### INPUT

▼

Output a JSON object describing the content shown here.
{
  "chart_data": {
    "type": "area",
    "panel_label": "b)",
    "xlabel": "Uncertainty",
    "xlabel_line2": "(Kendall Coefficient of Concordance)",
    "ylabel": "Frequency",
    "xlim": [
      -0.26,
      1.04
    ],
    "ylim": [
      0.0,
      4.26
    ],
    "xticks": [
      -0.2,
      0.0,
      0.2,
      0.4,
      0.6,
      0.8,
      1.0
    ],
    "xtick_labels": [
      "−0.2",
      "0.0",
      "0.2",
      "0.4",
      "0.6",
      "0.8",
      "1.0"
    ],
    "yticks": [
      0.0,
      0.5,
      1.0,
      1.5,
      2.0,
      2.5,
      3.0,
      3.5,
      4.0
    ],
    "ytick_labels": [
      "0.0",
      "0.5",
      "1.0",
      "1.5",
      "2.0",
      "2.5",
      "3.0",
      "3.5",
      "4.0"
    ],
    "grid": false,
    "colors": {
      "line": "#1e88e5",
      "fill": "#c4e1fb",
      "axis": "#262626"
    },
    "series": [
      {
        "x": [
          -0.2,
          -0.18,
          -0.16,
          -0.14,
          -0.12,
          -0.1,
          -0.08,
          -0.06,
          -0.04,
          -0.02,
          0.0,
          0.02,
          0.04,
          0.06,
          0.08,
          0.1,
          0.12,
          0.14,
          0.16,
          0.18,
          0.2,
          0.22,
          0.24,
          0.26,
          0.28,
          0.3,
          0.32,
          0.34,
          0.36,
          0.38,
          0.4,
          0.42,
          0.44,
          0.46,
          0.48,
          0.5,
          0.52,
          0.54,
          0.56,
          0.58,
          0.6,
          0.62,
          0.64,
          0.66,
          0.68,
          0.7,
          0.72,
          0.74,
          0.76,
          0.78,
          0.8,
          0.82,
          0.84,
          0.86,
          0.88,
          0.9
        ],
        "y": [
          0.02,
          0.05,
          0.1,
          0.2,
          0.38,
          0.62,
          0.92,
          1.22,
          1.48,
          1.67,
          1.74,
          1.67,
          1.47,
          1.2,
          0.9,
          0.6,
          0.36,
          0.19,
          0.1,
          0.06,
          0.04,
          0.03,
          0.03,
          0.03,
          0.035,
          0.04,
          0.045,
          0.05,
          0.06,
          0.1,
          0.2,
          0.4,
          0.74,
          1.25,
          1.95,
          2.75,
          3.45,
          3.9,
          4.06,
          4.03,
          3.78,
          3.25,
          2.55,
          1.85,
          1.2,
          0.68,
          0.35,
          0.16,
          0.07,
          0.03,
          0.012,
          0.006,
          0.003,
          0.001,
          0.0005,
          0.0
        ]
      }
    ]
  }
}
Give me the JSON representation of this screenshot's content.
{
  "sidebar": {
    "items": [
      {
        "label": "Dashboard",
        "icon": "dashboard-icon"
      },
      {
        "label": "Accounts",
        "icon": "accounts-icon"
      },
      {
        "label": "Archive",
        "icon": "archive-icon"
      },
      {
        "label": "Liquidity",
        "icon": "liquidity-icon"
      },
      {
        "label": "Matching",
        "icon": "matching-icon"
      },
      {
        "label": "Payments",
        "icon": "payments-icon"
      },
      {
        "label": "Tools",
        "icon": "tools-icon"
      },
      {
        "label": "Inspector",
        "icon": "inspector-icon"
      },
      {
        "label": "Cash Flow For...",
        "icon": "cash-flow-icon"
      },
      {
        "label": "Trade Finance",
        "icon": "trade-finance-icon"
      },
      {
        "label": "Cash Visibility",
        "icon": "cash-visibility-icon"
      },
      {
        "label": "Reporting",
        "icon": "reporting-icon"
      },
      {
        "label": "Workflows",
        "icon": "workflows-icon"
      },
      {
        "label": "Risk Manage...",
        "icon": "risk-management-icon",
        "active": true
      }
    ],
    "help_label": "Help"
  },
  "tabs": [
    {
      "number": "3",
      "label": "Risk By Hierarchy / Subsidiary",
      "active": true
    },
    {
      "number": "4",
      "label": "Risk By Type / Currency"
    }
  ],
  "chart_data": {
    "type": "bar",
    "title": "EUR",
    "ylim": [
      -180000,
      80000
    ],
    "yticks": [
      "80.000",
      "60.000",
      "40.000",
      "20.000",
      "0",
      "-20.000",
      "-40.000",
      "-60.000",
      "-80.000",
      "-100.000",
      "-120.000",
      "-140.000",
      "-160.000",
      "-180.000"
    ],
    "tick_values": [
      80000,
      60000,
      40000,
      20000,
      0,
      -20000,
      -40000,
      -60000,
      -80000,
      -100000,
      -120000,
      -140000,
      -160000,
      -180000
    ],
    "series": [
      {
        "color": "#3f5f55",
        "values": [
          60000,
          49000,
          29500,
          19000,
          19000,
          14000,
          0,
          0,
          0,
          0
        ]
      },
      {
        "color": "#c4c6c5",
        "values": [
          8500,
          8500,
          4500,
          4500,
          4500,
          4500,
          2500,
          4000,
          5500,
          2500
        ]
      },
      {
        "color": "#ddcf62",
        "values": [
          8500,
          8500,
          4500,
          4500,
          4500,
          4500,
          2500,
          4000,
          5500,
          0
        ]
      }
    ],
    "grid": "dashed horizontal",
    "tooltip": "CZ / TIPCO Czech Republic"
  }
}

▲

### EXERCISE INSTRUCTIONS
Repeat the material above in full, exactly as it stands.

### ANSWER TO THIS EXERCISE
Output a JSON object describing the content shown here.
{
  "chart_data": {
    "type": "area",
    "panel_label": "b)",
    "xlabel": "Uncertainty",
    "xlabel_line2": "(Kendall Coefficient of Concordance)",
    "ylabel": "Frequency",
    "xlim": [
      -0.26,
      1.04
    ],
    "ylim": [
      0.0,
      4.26
    ],
    "xticks": [
      -0.2,
      0.0,
      0.2,
      0.4,
      0.6,
      0.8,
      1.0
    ],
    "xtick_labels": [
      "−0.2",
      "0.0",
      "0.2",
      "0.4",
      "0.6",
      "0.8",
      "1.0"
    ],
    "yticks": [
      0.0,
      0.5,
      1.0,
      1.5,
      2.0,
      2.5,
      3.0,
      3.5,
      4.0
    ],
    "ytick_labels": [
      "0.0",
      "0.5",
      "1.0",
      "1.5",
      "2.0",
      "2.5",
      "3.0",
      "3.5",
      "4.0"
    ],
    "grid": false,
    "colors": {
      "line": "#1e88e5",
      "fill": "#c4e1fb",
      "axis": "#262626"
    },
    "series": [
      {
        "x": [
          -0.2,
          -0.18,
          -0.16,
          -0.14,
          -0.12,
          -0.1,
          -0.08,
          -0.06,
          -0.04,
          -0.02,
          0.0,
          0.02,
          0.04,
          0.06,
          0.08,
          0.1,
          0.12,
          0.14,
          0.16,
          0.18,
          0.2,
          0.22,
          0.24,
          0.26,
          0.28,
          0.3,
          0.32,
          0.34,
          0.36,
          0.38,
          0.4,
          0.42,
          0.44,
          0.46,
          0.48,
          0.5,
          0.52,
          0.54,
          0.56,
          0.58,
          0.6,
          0.62,
          0.64,
          0.66,
          0.68,
          0.7,
          0.72,
          0.74,
          0.76,
          0.78,
          0.8,
          0.82,
          0.84,
          0.86,
          0.88,
          0.9
        ],
        "y": [
          0.02,
          0.05,
          0.1,
          0.2,
          0.38,
          0.62,
          0.92,
          1.22,
          1.48,
          1.67,
          1.74,
          1.67,
          1.47,
          1.2,
          0.9,
          0.6,
          0.36,
          0.19,
          0.1,
          0.06,
          0.04,
          0.03,
          0.03,
          0.03,
          0.035,
          0.04,
          0.045,
          0.05,
          0.06,
          0.1,
          0.2,
          0.4,
          0.74,
          1.25,
          1.95,
          2.75,
          3.45,
          3.9,
          4.06,
          4.03,
          3.78,
          3.25,
          2.55,
          1.85,
          1.2,
          0.68,
          0.35,
          0.16,
          0.07,
          0.03,
          0.012,
          0.006,
          0.003,
          0.001,
          0.0005,
          0.0
        ]
      }
    ]
  }
}
Give me the JSON representation of this screenshot's content.
{
  "sidebar": {
    "items": [
      {
        "label": "Dashboard",
        "icon": "dashboard-icon"
      },
      {
        "label": "Accounts",
        "icon": "accounts-icon"
      },
      {
        "label": "Archive",
        "icon": "archive-icon"
      },
      {
        "label": "Liquidity",
        "icon": "liquidity-icon"
      },
      {
        "label": "Matching",
        "icon": "matching-icon"
      },
      {
        "label": "Payments",
        "icon": "payments-icon"
      },
      {
        "label": "Tools",
        "icon": "tools-icon"
      },
      {
        "label": "Inspector",
        "icon": "inspector-icon"
      },
      {
        "label": "Cash Flow For...",
        "icon": "cash-flow-icon"
      },
      {
        "label": "Trade Finance",
        "icon": "trade-finance-icon"
      },
      {
        "label": "Cash Visibility",
        "icon": "cash-visibility-icon"
      },
      {
        "label": "Reporting",
        "icon": "reporting-icon"
      },
      {
        "label": "Workflows",
        "icon": "workflows-icon"
      },
      {
        "label": "Risk Manage...",
        "icon": "risk-management-icon",
        "active": true
      }
    ],
    "help_label": "Help"
  },
  "tabs": [
    {
      "number": "3",
      "label": "Risk By Hierarchy / Subsidiary",
      "active": true
    },
    {
      "number": "4",
      "label": "Risk By Type / Currency"
    }
  ],
  "chart_data": {
    "type": "bar",
    "title": "EUR",
    "ylim": [
      -180000,
      80000
    ],
    "yticks": [
      "80.000",
      "60.000",
      "40.000",
      "20.000",
      "0",
      "-20.000",
      "-40.000",
      "-60.000",
      "-80.000",
      "-100.000",
      "-120.000",
      "-140.000",
      "-160.000",
      "-180.000"
    ],
    "tick_values": [
      80000,
      60000,
      40000,
      20000,
      0,
      -20000,
      -40000,
      -60000,
      -80000,
      -100000,
      -120000,
      -140000,
      -160000,
      -180000
    ],
    "series": [
      {
        "color": "#3f5f55",
        "values": [
          60000,
          49000,
          29500,
          19000,
          19000,
          14000,
          0,
          0,
          0,
          0
        ]
      },
      {
        "color": "#c4c6c5",
        "values": [
          8500,
          8500,
          4500,
          4500,
          4500,
          4500,
          2500,
          4000,
          5500,
          2500
        ]
      },
      {
        "color": "#ddcf62",
        "values": [
          8500,
          8500,
          4500,
          4500,
          4500,
          4500,
          2500,
          4000,
          5500,
          0
        ]
      }
    ],
    "grid": "dashed horizontal",
    "tooltip": "CZ / TIPCO Czech Republic"
  }
}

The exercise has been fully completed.